Exercise description —
Write out every record below exactly as it appears.

Records shown —
________________
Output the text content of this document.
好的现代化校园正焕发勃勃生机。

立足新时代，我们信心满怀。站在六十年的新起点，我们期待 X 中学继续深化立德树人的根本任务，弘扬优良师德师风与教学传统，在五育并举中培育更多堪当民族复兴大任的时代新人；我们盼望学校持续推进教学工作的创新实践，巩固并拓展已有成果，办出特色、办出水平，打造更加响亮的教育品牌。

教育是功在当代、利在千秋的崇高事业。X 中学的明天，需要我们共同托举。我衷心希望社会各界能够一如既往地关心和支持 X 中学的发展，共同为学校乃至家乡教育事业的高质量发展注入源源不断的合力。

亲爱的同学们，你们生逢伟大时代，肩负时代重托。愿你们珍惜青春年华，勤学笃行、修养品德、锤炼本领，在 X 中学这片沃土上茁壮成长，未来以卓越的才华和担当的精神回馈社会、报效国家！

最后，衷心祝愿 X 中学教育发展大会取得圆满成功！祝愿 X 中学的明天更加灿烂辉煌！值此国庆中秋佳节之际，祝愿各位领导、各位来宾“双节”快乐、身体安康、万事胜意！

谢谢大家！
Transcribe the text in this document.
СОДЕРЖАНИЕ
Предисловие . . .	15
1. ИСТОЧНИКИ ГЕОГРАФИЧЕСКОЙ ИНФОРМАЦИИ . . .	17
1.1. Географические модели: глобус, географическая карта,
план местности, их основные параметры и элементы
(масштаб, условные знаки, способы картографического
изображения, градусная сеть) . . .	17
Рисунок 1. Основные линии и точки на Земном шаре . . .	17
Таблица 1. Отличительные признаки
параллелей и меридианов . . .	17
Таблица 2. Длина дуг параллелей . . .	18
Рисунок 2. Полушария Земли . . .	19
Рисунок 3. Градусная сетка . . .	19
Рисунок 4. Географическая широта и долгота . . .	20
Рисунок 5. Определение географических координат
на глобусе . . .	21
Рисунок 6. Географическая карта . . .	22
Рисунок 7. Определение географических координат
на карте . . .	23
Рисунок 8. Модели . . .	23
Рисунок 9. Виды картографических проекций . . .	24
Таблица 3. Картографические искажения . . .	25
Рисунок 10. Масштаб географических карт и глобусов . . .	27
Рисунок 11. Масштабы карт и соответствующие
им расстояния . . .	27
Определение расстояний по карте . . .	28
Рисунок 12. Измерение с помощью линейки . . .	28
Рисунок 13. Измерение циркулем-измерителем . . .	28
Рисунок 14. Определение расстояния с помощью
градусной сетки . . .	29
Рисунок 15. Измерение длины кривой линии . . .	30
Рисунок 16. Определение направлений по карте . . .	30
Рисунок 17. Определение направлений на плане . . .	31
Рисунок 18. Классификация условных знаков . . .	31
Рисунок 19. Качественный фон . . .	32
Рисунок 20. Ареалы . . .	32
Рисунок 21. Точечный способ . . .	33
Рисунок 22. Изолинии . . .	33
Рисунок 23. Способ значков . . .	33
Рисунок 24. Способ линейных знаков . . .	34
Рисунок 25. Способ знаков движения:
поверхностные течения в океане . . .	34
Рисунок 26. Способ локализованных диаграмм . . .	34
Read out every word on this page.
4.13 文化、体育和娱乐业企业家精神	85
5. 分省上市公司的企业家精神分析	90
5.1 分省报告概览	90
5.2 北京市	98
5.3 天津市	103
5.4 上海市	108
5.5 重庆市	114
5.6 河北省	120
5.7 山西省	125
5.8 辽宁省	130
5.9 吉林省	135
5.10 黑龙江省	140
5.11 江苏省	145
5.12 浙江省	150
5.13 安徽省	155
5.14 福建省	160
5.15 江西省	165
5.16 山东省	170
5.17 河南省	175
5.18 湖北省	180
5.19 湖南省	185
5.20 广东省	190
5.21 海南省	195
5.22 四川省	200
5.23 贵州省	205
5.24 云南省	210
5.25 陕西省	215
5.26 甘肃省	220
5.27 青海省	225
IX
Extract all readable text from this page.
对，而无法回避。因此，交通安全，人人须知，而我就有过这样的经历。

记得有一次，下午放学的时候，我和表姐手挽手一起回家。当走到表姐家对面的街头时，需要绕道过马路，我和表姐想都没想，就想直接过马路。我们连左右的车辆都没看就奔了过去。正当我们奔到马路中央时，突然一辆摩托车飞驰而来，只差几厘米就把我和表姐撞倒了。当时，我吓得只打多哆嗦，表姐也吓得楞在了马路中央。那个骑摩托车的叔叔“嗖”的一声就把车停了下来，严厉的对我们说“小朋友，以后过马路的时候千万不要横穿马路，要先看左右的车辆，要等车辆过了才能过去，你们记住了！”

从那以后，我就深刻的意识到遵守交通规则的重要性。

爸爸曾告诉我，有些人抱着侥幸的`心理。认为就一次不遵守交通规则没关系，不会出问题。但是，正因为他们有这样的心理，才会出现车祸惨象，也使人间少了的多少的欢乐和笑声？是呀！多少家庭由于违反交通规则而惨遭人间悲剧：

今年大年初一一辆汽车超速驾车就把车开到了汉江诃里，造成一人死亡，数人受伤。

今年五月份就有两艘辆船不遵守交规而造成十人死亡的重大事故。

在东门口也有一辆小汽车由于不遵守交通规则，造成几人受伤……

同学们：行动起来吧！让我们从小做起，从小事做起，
________________
Written reply —
Output the text content of this document.
好的现代化校园正焕发勃勃生机。

立足新时代，我们信心满怀。站在六十年的新起点，我们期待 X 中学继续深化立德树人的根本任务，弘扬优良师德师风与教学传统，在五育并举中培育更多堪当民族复兴大任的时代新人；我们盼望学校持续推进教学工作的创新实践，巩固并拓展已有成果，办出特色、办出水平，打造更加响亮的教育品牌。

教育是功在当代、利在千秋的崇高事业。X 中学的明天，需要我们共同托举。我衷心希望社会各界能够一如既往地关心和支持 X 中学的发展，共同为学校乃至家乡教育事业的高质量发展注入源源不断的合力。

亲爱的同学们，你们生逢伟大时代，肩负时代重托。愿你们珍惜青春年华，勤学笃行、修养品德、锤炼本领，在 X 中学这片沃土上茁壮成长，未来以卓越的才华和担当的精神回馈社会、报效国家！

最后，衷心祝愿 X 中学教育发展大会取得圆满成功！祝愿 X 中学的明天更加灿烂辉煌！值此国庆中秋佳节之际，祝愿各位领导、各位来宾“双节”快乐、身体安康、万事胜意！

谢谢大家！
Transcribe the text in this document.
СОДЕРЖАНИЕ
Предисловие . . .	15
1. ИСТОЧНИКИ ГЕОГРАФИЧЕСКОЙ ИНФОРМАЦИИ . . .	17
1.1. Географические модели: глобус, географическая карта,
план местности, их основные параметры и элементы
(масштаб, условные знаки, способы картографического
изображения, градусная сеть) . . .	17
Рисунок 1. Основные линии и точки на Земном шаре . . .	17
Таблица 1. Отличительные признаки
параллелей и меридианов . . .	17
Таблица 2. Длина дуг параллелей . . .	18
Рисунок 2. Полушария Земли . . .	19
Рисунок 3. Градусная сетка . . .	19
Рисунок 4. Географическая широта и долгота . . .	20
Рисунок 5. Определение географических координат
на глобусе . . .	21
Рисунок 6. Географическая карта . . .	22
Рисунок 7. Определение географических координат
на карте . . .	23
Рисунок 8. Модели . . .	23
Рисунок 9. Виды картографических проекций . . .	24
Таблица 3. Картографические искажения . . .	25
Рисунок 10. Масштаб географических карт и глобусов . . .	27
Рисунок 11. Масштабы карт и соответствующие
им расстояния . . .	27
Определение расстояний по карте . . .	28
Рисунок 12. Измерение с помощью линейки . . .	28
Рисунок 13. Измерение циркулем-измерителем . . .	28
Рисунок 14. Определение расстояния с помощью
градусной сетки . . .	29
Рисунок 15. Измерение длины кривой линии . . .	30
Рисунок 16. Определение направлений по карте . . .	30
Рисунок 17. Определение направлений на плане . . .	31
Рисунок 18. Классификация условных знаков . . .	31
Рисунок 19. Качественный фон . . .	32
Рисунок 20. Ареалы . . .	32
Рисунок 21. Точечный способ . . .	33
Рисунок 22. Изолинии . . .	33
Рисунок 23. Способ значков . . .	33
Рисунок 24. Способ линейных знаков . . .	34
Рисунок 25. Способ знаков движения:
поверхностные течения в океане . . .	34
Рисунок 26. Способ локализованных диаграмм . . .	34
Read out every word on this page.
4.13 文化、体育和娱乐业企业家精神	85
5. 分省上市公司的企业家精神分析	90
5.1 分省报告概览	90
5.2 北京市	98
5.3 天津市	103
5.4 上海市	108
5.5 重庆市	114
5.6 河北省	120
5.7 山西省	125
5.8 辽宁省	130
5.9 吉林省	135
5.10 黑龙江省	140
5.11 江苏省	145
5.12 浙江省	150
5.13 安徽省	155
5.14 福建省	160
5.15 江西省	165
5.16 山东省	170
5.17 河南省	175
5.18 湖北省	180
5.19 湖南省	185
5.20 广东省	190
5.21 海南省	195
5.22 四川省	200
5.23 贵州省	205
5.24 云南省	210
5.25 陕西省	215
5.26 甘肃省	220
5.27 青海省	225
IX
Extract all readable text from this page.
对，而无法回避。因此，交通安全，人人须知，而我就有过这样的经历。

记得有一次，下午放学的时候，我和表姐手挽手一起回家。当走到表姐家对面的街头时，需要绕道过马路，我和表姐想都没想，就想直接过马路。我们连左右的车辆都没看就奔了过去。正当我们奔到马路中央时，突然一辆摩托车飞驰而来，只差几厘米就把我和表姐撞倒了。当时，我吓得只打多哆嗦，表姐也吓得楞在了马路中央。那个骑摩托车的叔叔“嗖”的一声就把车停了下来，严厉的对我们说“小朋友，以后过马路的时候千万不要横穿马路，要先看左右的车辆，要等车辆过了才能过去，你们记住了！”

从那以后，我就深刻的意识到遵守交通规则的重要性。

爸爸曾告诉我，有些人抱着侥幸的`心理。认为就一次不遵守交通规则没关系，不会出问题。但是，正因为他们有这样的心理，才会出现车祸惨象，也使人间少了的多少的欢乐和笑声？是呀！多少家庭由于违反交通规则而惨遭人间悲剧：

今年大年初一一辆汽车超速驾车就把车开到了汉江诃里，造成一人死亡，数人受伤。

今年五月份就有两艘辆船不遵守交规而造成十人死亡的重大事故。

在东门口也有一辆小汽车由于不遵守交通规则，造成几人受伤……

同学们：行动起来吧！让我们从小做起，从小事做起，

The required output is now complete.